What needs to be done → Find all lines in the listing that include the word "here", then copy them.

______

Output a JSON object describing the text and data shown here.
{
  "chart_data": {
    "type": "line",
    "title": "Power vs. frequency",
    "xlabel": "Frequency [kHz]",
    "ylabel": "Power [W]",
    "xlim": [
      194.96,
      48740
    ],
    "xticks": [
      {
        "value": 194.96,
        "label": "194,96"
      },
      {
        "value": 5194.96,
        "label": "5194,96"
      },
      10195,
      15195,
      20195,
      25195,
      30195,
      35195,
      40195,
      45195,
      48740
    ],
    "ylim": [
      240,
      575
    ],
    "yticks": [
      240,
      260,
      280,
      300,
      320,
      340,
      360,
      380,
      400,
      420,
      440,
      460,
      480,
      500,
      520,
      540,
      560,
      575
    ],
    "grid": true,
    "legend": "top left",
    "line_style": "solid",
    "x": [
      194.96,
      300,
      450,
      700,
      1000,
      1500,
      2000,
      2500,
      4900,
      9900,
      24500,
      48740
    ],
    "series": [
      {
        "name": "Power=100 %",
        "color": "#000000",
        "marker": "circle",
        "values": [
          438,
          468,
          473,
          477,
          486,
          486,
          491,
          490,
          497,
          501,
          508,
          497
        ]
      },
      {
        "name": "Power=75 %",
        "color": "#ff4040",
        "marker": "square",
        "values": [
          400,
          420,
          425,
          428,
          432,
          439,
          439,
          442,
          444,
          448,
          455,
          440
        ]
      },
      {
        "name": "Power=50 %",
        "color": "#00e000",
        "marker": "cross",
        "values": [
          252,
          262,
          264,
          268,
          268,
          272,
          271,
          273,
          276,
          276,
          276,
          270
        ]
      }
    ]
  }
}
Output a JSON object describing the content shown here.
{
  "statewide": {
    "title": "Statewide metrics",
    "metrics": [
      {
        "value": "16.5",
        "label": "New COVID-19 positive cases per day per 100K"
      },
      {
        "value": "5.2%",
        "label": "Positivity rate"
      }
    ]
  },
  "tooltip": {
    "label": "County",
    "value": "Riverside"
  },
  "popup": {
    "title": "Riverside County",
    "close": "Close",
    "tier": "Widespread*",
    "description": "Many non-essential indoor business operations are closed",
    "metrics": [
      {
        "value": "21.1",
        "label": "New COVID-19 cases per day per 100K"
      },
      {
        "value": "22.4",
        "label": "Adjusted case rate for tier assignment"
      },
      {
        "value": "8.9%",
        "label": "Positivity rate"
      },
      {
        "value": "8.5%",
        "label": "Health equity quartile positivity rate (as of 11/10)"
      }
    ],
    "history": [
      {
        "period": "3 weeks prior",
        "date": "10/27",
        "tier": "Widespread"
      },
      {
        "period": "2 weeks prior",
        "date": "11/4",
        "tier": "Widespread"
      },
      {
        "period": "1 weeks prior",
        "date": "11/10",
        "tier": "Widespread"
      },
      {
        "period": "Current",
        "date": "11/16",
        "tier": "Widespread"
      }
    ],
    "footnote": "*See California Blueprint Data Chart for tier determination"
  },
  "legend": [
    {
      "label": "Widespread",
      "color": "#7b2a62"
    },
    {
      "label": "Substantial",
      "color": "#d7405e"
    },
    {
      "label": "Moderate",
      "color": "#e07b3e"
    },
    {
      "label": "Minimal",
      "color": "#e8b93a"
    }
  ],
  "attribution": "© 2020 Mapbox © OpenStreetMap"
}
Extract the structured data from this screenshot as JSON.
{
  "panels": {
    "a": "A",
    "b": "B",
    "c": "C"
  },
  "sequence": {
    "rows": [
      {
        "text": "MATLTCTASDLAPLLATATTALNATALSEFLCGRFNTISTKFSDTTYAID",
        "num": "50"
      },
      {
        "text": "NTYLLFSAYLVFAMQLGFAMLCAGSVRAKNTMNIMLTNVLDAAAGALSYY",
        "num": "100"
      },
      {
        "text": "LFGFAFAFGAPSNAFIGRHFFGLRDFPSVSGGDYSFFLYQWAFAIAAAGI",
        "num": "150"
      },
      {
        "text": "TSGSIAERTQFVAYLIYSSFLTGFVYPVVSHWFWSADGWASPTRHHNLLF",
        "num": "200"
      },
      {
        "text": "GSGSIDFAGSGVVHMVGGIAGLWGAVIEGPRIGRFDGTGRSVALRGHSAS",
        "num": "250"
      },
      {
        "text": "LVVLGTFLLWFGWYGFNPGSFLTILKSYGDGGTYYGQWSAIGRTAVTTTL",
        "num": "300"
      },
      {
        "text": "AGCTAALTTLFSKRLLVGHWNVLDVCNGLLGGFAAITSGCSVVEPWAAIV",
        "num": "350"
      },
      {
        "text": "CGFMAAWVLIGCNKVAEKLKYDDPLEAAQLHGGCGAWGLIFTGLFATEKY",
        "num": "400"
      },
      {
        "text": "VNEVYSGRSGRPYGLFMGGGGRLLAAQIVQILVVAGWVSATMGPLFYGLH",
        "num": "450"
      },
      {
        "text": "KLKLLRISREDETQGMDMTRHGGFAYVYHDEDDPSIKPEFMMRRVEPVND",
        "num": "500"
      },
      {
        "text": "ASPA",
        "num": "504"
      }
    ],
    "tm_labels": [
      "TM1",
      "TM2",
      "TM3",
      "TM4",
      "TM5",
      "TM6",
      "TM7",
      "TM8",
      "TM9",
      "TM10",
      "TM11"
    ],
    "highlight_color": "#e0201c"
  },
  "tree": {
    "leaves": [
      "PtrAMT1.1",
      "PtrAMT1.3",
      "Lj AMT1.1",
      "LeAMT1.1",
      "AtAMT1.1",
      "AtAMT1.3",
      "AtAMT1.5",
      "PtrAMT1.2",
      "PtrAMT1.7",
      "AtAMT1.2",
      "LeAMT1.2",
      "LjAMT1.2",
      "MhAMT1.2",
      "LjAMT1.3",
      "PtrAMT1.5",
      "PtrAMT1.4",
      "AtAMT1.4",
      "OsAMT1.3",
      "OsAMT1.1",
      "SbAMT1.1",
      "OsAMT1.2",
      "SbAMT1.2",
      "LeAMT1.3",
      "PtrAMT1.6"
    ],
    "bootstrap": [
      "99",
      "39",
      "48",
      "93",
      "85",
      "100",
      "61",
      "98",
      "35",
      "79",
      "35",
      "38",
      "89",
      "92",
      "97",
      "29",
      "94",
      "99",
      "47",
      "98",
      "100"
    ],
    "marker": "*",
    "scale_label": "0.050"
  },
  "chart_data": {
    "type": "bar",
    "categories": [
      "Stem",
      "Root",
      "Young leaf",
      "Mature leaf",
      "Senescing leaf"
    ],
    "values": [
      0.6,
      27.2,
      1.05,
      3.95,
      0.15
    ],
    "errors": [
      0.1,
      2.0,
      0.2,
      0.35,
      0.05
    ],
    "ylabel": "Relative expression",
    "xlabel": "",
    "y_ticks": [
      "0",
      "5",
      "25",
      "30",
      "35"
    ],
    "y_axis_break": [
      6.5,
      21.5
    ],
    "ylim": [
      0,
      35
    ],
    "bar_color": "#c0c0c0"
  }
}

______

Answer to the task →
Output a JSON object describing the text and data shown here.
Output a JSON object describing the content shown here.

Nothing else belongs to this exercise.